(Stored data entries)
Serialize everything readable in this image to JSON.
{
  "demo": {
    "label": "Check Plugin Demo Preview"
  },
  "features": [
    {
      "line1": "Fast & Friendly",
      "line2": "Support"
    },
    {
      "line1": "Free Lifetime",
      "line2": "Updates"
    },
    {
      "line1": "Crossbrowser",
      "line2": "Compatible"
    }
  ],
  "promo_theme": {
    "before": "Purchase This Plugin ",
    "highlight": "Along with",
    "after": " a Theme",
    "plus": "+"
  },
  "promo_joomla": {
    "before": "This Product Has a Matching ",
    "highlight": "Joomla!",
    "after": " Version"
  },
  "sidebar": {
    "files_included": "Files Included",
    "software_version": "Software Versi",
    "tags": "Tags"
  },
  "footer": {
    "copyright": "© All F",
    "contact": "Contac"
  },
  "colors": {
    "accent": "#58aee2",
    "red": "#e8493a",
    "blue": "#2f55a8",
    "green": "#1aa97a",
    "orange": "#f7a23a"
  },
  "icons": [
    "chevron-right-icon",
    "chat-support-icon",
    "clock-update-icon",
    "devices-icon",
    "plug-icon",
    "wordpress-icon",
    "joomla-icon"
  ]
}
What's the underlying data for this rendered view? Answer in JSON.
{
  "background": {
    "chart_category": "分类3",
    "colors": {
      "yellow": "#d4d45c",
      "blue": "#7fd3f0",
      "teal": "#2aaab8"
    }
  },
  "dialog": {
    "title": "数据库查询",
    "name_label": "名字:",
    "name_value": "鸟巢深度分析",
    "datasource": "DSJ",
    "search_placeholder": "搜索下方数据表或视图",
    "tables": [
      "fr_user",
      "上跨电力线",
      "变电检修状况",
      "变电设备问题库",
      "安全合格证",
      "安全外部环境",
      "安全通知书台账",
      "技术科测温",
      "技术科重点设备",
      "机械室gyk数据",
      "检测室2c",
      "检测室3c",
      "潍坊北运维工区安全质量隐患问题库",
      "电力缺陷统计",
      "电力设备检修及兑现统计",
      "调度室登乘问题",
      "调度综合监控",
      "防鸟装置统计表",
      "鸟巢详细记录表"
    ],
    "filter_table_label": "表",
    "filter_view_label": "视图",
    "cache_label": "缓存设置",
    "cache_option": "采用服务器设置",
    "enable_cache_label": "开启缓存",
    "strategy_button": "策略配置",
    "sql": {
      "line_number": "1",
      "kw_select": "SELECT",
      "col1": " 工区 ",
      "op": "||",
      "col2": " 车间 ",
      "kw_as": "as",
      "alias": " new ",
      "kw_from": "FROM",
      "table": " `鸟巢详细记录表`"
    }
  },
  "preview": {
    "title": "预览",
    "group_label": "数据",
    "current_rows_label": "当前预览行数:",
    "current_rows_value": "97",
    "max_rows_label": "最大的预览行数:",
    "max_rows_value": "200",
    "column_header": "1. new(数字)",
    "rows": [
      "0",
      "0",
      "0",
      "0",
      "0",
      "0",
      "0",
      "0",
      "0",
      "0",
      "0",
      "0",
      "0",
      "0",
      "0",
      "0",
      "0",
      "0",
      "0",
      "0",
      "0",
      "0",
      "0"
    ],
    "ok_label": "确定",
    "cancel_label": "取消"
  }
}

[What to work on]
Restate the whole of the material exactly.

[Written response]
Serialize everything readable in this image to JSON.
{
  "demo": {
    "label": "Check Plugin Demo Preview"
  },
  "features": [
    {
      "line1": "Fast & Friendly",
      "line2": "Support"
    },
    {
      "line1": "Free Lifetime",
      "line2": "Updates"
    },
    {
      "line1": "Crossbrowser",
      "line2": "Compatible"
    }
  ],
  "promo_theme": {
    "before": "Purchase This Plugin ",
    "highlight": "Along with",
    "after": " a Theme",
    "plus": "+"
  },
  "promo_joomla": {
    "before": "This Product Has a Matching ",
    "highlight": "Joomla!",
    "after": " Version"
  },
  "sidebar": {
    "files_included": "Files Included",
    "software_version": "Software Versi",
    "tags": "Tags"
  },
  "footer": {
    "copyright": "© All F",
    "contact": "Contac"
  },
  "colors": {
    "accent": "#58aee2",
    "red": "#e8493a",
    "blue": "#2f55a8",
    "green": "#1aa97a",
    "orange": "#f7a23a"
  },
  "icons": [
    "chevron-right-icon",
    "chat-support-icon",
    "clock-update-icon",
    "devices-icon",
    "plug-icon",
    "wordpress-icon",
    "joomla-icon"
  ]
}
What's the underlying data for this rendered view? Answer in JSON.
{
  "background": {
    "chart_category": "分类3",
    "colors": {
      "yellow": "#d4d45c",
      "blue": "#7fd3f0",
      "teal": "#2aaab8"
    }
  },
  "dialog": {
    "title": "数据库查询",
    "name_label": "名字:",
    "name_value": "鸟巢深度分析",
    "datasource": "DSJ",
    "search_placeholder": "搜索下方数据表或视图",
    "tables": [
      "fr_user",
      "上跨电力线",
      "变电检修状况",
      "变电设备问题库",
      "安全合格证",
      "安全外部环境",
      "安全通知书台账",
      "技术科测温",
      "技术科重点设备",
      "机械室gyk数据",
      "检测室2c",
      "检测室3c",
      "潍坊北运维工区安全质量隐患问题库",
      "电力缺陷统计",
      "电力设备检修及兑现统计",
      "调度室登乘问题",
      "调度综合监控",
      "防鸟装置统计表",
      "鸟巢详细记录表"
    ],
    "filter_table_label": "表",
    "filter_view_label": "视图",
    "cache_label": "缓存设置",
    "cache_option": "采用服务器设置",
    "enable_cache_label": "开启缓存",
    "strategy_button": "策略配置",
    "sql": {
      "line_number": "1",
      "kw_select": "SELECT",
      "col1": " 工区 ",
      "op": "||",
      "col2": " 车间 ",
      "kw_as": "as",
      "alias": " new ",
      "kw_from": "FROM",
      "table": " `鸟巢详细记录表`"
    }
  },
  "preview": {
    "title": "预览",
    "group_label": "数据",
    "current_rows_label": "当前预览行数:",
    "current_rows_value": "97",
    "max_rows_label": "最大的预览行数:",
    "max_rows_value": "200",
    "column_header": "1. new(数字)",
    "rows": [
      "0",
      "0",
      "0",
      "0",
      "0",
      "0",
      "0",
      "0",
      "0",
      "0",
      "0",
      "0",
      "0",
      "0",
      "0",
      "0",
      "0",
      "0",
      "0",
      "0",
      "0",
      "0",
      "0"
    ],
    "ok_label": "确定",
    "cancel_label": "取消"
  }
}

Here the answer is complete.